Roma, 1994 – In una storia che sembra uscita da un film dell’orrore, la tranquillità del quartiere Quadraro di Roma viene sconvolta dai crimini di Elvino Gargiulo, un uomo la cui vita è stata segnata da violenza, perversione e omicidi. La sua storia, che coinvolge anche i minori, rappresenta uno degli episodi più eclatanti, oscuri e depravati della cronaca romana.
La storia
Elvino Gargiulo originario di Meta, un piccolo paesino del napoletano, all’epoca dei fatti, viveva a Roma in via Demetriade 10. Il 71enne faceva il rigattiere ed era conosciuto per le sue inclinazioni decisamente sadiche. Era un uomo scontroso, irascibile e perfino violento, era noto anche come adescatore di bambini, perversione che gli costò diversi arresti per furto, lesioni e molestie su minori. Era poligamo, avendo sposato contemporaneamente tre donne e per questo venne arrestato per bigamia.
Ebbe due figli e quando rimase solo, i bambini furono portati in orfanotrofio dove trascorsero lunghi periodi che corrispondevano alle permanenze dell’uomo in carcere.
Quando Elvino Gargiulo tornava a casa e con lui i figli, non nascondeva il suo lato violento. Stuprò ripetutamente sua figlia a partire dai 7 anni e stessa sorte toccò a suo figlio Mario di un anno più grande della sorella, che fu vittima del padre per otto anni, anzi, arrivò addirittura a metterlo per un po’ di tempo nelle mani di un pedofilo.

=====

* [Esercizio proposto 1]: Modifica il passo della cronaca che comincia con "Quando Elvino Gargiulo" e prosegue fino a "di un pedofilo.", mettendo "molti anni" al posto di "otto anni".
* [Esercizio proposto 2]: Trasforma in un elenco puntato il paragrafo della cronaca che inizia con "Elvino Gargiulo originario di Meta", mantenendo i fatti principali.
* [Esercizio proposto 3]: Secondo la cronaca, che mestiere faceva Elvino Gargiulo?

=====

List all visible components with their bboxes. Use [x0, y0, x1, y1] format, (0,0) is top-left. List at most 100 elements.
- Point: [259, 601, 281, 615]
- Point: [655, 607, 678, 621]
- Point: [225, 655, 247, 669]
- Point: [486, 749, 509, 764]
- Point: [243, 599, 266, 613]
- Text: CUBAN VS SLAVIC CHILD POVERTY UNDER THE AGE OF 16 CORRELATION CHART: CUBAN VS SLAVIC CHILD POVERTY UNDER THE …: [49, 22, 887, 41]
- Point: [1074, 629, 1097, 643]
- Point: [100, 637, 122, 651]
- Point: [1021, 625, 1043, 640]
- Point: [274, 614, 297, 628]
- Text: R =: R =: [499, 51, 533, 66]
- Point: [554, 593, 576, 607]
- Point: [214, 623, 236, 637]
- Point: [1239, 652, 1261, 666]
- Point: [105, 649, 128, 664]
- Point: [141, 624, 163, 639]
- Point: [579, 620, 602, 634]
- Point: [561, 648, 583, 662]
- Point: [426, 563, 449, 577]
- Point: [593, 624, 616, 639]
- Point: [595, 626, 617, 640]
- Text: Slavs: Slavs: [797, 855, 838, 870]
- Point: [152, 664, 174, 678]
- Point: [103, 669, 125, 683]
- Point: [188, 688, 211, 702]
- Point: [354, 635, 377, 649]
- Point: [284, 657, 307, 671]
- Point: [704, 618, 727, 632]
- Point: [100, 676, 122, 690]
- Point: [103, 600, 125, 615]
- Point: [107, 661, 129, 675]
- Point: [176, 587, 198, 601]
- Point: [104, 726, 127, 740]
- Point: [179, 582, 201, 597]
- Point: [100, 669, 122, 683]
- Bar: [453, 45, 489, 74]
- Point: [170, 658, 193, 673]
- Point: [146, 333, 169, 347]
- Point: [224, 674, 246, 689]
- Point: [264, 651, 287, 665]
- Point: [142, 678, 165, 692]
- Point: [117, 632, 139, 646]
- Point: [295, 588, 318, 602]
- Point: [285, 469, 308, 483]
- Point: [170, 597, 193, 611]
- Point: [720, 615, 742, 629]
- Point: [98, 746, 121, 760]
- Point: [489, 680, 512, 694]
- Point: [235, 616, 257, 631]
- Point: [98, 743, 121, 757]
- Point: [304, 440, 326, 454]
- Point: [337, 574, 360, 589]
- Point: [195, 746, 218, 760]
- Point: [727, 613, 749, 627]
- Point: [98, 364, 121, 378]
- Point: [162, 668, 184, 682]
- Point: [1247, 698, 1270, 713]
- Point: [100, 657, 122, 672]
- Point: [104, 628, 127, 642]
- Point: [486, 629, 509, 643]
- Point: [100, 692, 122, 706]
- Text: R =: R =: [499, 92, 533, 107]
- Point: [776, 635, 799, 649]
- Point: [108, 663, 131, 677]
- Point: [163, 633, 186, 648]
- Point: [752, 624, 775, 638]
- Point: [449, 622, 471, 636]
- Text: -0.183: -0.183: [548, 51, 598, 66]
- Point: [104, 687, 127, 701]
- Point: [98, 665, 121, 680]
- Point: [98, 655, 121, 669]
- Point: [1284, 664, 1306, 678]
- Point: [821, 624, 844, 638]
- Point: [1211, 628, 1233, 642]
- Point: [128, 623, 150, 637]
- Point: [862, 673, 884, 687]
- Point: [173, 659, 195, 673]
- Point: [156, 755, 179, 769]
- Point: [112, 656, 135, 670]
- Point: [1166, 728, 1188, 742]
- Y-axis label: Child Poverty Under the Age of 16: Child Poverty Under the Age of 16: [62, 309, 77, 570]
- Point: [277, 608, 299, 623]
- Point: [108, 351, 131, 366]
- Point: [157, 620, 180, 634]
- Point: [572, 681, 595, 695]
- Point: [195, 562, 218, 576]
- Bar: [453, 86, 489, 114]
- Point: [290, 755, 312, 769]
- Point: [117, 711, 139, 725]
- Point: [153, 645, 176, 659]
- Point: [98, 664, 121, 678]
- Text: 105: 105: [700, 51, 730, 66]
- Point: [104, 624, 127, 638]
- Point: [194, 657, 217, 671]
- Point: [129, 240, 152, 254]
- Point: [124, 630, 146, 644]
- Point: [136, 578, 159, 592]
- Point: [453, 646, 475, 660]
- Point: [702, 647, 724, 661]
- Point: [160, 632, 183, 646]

=====

* [Soluzione 1]:
Quando Elvino Gargiulo tornava a casa e con lui i figli, non nascondeva il suo lato violento. Stuprò ripetutamente sua figlia a partire dai 7 anni e stessa sorte toccò a suo figlio Mario di un anno più grande della sorella, che fu vittima del padre per molti anni, anzi, arrivò addirittura a metterlo per un po’ di tempo nelle mani di un pedofilo.

* [Soluzione 2]:
- Originario di Meta, nel napoletano, all'epoca dei fatti viveva a Roma in via Demetriade 10.
- Aveva 71 anni e faceva il rigattiere.
- Era noto per le sue inclinazioni sadiche: scontroso, irascibile e violento.
- Era conosciuto come adescatore di bambini e fu arrestato più volte per furto, lesioni e molestie su minori.
- Aveva sposato contemporaneamente tre donne e per questo fu arrestato per bigamia.

* [Soluzione 3]: Faceva il rigattiere.